**Written exercise:** Filter out everything except lines holding "Estoque".

## begin Excerpted records

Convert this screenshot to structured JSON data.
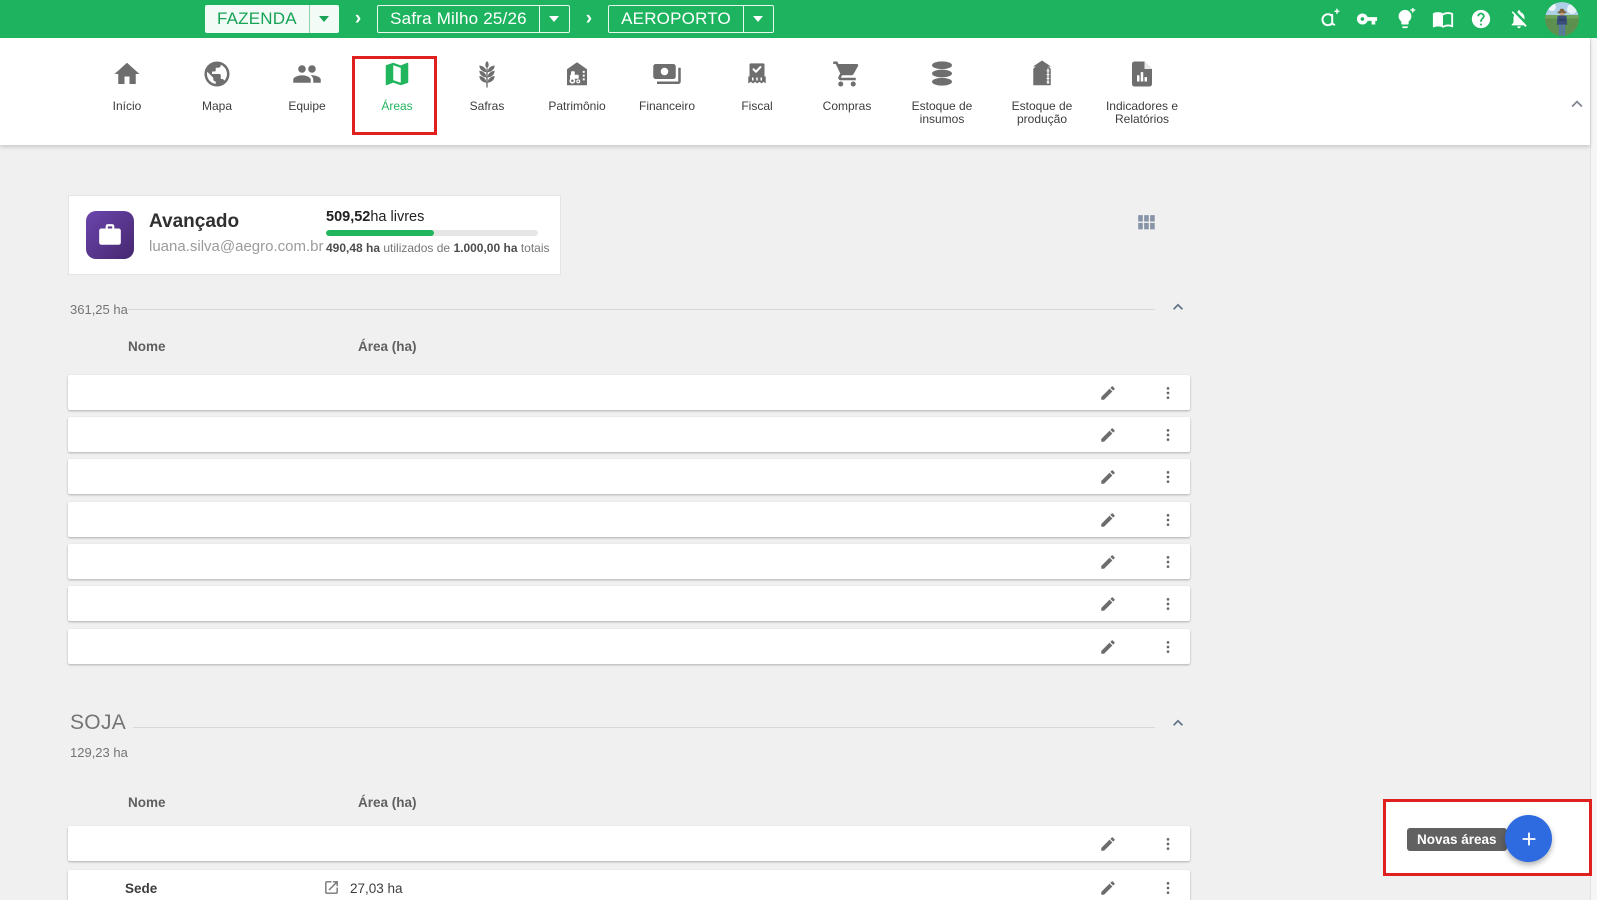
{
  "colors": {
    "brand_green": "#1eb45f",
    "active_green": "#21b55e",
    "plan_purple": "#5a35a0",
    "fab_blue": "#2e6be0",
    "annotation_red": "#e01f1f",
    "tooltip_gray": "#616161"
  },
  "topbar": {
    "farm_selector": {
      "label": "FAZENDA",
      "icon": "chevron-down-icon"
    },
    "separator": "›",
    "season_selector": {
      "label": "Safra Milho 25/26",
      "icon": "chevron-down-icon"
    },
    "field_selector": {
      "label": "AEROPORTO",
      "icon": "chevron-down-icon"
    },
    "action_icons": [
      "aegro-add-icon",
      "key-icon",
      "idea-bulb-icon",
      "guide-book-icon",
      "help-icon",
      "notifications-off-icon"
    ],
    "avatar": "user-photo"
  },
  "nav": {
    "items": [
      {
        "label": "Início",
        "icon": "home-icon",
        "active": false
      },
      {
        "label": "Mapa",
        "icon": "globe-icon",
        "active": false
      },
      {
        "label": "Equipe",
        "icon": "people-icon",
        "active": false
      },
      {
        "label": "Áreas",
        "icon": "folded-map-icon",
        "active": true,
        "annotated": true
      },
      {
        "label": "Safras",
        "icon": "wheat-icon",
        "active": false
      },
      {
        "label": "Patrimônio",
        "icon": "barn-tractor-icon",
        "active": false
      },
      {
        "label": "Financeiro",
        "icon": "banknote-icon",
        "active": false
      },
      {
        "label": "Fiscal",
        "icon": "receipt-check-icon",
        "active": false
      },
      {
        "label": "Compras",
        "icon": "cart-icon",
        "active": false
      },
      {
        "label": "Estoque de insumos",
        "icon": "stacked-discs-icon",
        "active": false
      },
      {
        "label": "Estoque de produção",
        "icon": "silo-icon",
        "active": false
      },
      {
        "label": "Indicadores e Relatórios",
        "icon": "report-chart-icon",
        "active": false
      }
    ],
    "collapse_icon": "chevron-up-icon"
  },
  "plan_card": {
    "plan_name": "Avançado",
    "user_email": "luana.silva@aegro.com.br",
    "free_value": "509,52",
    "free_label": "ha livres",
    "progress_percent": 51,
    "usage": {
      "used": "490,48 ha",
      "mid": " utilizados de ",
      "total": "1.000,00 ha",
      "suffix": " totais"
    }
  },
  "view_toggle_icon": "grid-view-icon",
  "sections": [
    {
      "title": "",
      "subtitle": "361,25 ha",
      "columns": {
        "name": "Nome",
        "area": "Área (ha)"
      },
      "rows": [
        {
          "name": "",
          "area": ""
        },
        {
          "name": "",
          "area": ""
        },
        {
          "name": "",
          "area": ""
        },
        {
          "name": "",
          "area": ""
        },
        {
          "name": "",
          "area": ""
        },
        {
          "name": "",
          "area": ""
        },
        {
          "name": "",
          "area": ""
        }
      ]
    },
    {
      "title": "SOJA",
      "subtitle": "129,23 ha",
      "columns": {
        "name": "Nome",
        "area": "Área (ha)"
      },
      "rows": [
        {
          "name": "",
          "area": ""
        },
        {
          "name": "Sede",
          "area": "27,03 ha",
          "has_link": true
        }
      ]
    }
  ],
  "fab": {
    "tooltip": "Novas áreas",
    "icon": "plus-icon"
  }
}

## end Excerpted records

**Response to the task:**
        "label": "Estoque de insumos",
        "label": "Estoque de produção",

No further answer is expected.